Written request>
Copy word for word the section of the passage on the invasion of Kent below, starting at "Canterbury offered rich" and ending at "relationship is implied.".

Given passage>
*****

At or close by Appledore the Host captured ‘a fort of
primitive structure, because there was [only] a small band of rustics in it’
and made of it a winter camp. Thirty miles (48 km) to the north, across the
Downs of Kent, a smaller but no less menacing fleet of about eighty ships
sailed up the Thames to the Isle of Sheppey; from there they rowed along the
muddy channel of the River Swale and a mile or so up Milton Creek to make their
winter camp uncomfortably close to the fortress at Rochester.

Canterbury offered rich pickings, as did trading settlements at Sarre and Fordwich and minsters on Thanet and Sheppey. Kent east of the Medway had not been fortified under Ælfred’s burghal plans of the 880s and we do not know what, if any, provision the Kentish administration had made for its defences. Ealdorman Sigehelm seems to have been a loyal ally of Wessex: his daughter became the third wife of Eadweard, Ælfred’s son and presumptive heir. Archbishop Plegmund was a member of Ælfred’s ‘renaissance’ court; a close political and military relationship is implied.

Without the defensive and offensive advantages of garrisoned
fortifications, Ælfred could not hope to expel such large forces; nor could he
concentrate his attack on one for fear of allowing the other to penetrate west
into Wessex with impunity. He had not yet, it seems, installed Eadweard, who
makes his first stage entrance in the year of the invasion, as sub-king in Kent.

*****

(Element placement data)

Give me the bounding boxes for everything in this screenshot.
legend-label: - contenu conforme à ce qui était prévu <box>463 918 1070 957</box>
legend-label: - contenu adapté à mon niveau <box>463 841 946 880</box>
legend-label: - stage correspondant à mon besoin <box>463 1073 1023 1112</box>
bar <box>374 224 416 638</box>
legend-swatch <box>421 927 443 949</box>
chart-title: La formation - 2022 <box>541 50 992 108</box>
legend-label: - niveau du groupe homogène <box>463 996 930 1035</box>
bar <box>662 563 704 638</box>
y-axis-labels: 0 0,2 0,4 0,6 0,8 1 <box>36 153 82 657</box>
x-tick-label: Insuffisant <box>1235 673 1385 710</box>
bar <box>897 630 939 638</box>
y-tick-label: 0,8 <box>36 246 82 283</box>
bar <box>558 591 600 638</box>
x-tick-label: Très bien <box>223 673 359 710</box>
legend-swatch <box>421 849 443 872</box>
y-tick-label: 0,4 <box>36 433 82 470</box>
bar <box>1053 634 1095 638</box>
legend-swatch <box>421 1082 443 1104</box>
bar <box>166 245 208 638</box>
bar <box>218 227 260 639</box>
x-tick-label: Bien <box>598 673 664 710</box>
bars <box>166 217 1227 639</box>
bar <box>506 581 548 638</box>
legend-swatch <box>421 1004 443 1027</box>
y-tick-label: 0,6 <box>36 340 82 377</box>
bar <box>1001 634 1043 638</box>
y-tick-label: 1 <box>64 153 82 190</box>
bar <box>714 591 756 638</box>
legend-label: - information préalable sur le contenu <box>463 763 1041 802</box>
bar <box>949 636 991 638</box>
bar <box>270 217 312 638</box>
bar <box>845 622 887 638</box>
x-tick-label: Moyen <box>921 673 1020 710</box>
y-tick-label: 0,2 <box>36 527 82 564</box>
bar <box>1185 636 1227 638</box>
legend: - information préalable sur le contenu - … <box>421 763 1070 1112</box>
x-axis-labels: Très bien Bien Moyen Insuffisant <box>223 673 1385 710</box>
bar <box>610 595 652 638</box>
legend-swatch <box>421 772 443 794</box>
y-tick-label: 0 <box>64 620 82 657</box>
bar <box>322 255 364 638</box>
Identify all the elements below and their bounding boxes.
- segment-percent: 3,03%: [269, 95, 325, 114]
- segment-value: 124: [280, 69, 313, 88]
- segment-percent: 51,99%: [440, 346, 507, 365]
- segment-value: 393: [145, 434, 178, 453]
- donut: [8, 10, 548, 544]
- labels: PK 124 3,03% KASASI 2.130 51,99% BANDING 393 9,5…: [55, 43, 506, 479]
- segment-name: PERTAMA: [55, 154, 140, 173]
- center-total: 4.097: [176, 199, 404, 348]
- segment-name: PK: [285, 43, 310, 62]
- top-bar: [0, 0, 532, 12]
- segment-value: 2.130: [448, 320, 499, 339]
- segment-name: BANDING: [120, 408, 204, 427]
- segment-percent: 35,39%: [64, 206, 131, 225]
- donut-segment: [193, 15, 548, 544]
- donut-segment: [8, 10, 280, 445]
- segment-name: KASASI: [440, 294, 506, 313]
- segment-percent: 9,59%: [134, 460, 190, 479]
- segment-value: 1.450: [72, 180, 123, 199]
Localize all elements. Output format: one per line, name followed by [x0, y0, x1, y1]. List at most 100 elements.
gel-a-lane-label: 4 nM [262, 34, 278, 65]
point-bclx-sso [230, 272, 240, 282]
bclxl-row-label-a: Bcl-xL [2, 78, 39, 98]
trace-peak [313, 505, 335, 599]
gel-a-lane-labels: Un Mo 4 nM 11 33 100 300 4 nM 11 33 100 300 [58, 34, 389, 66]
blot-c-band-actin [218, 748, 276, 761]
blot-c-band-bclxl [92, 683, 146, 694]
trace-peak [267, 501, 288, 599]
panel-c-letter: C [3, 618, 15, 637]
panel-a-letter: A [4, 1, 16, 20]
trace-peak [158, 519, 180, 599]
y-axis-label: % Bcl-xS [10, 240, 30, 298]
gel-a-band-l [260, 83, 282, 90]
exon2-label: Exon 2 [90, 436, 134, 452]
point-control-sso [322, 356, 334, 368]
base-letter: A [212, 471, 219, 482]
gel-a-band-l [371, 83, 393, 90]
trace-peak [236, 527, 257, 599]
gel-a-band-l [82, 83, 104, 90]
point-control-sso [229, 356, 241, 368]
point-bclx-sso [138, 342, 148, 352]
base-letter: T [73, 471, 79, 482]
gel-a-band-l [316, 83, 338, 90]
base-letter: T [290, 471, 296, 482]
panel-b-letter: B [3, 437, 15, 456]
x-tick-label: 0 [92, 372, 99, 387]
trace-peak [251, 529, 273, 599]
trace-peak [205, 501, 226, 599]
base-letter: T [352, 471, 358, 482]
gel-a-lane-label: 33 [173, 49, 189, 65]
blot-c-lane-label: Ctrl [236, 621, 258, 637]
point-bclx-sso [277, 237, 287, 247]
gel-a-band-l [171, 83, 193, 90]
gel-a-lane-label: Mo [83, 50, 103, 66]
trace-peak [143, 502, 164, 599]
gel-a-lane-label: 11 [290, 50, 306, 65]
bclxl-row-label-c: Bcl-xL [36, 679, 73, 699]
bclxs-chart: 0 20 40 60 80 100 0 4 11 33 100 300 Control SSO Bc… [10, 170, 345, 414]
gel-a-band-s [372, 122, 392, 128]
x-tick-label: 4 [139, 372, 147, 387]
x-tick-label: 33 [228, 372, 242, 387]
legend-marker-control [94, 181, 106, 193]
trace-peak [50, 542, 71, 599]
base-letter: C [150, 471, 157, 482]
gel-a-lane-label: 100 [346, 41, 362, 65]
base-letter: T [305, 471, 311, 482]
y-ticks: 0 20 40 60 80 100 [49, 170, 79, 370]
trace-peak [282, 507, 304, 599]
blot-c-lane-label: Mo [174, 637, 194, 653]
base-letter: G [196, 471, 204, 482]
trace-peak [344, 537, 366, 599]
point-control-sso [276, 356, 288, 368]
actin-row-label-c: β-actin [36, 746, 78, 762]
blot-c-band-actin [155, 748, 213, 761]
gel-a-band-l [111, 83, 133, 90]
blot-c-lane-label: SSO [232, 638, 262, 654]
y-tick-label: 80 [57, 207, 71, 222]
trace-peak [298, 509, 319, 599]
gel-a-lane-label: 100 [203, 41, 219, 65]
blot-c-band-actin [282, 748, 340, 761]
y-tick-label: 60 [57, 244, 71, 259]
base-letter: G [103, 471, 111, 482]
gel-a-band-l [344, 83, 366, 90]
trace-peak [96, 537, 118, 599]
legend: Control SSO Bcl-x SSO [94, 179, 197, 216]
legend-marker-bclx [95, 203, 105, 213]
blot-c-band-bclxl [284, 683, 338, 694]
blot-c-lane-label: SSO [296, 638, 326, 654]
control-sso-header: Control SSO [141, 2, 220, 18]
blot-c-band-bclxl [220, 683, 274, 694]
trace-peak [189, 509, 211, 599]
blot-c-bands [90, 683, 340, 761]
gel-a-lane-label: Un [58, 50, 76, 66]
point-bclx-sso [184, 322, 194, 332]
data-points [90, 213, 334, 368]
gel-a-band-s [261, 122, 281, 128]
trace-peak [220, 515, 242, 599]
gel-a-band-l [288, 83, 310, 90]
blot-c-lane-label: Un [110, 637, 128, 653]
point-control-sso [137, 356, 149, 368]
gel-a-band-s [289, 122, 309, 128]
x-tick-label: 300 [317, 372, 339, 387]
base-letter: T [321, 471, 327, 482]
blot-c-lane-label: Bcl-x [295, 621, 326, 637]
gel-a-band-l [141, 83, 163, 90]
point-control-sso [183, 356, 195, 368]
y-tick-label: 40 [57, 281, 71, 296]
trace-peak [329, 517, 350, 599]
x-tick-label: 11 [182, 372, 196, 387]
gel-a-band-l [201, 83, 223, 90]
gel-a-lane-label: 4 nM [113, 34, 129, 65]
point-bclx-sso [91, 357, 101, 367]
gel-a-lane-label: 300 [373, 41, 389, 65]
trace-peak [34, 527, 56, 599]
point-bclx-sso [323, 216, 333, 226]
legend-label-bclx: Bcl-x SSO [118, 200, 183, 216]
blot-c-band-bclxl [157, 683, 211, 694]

*****

Result>
Canterbury offered rich pickings, as did trading settlements at Sarre and Fordwich and minsters on Thanet and Sheppey. Kent east of the Medway had not been fortified under Ælfred’s burghal plans of the 880s and we do not know what, if any, provision the Kentish administration had made for its defences. Ealdorman Sigehelm seems to have been a loyal ally of Wessex: his daughter became the third wife of Eadweard, Ælfred’s son and presumptive heir. Archbishop Plegmund was a member of Ælfred’s ‘renaissance’ court; a close political and military relationship is implied.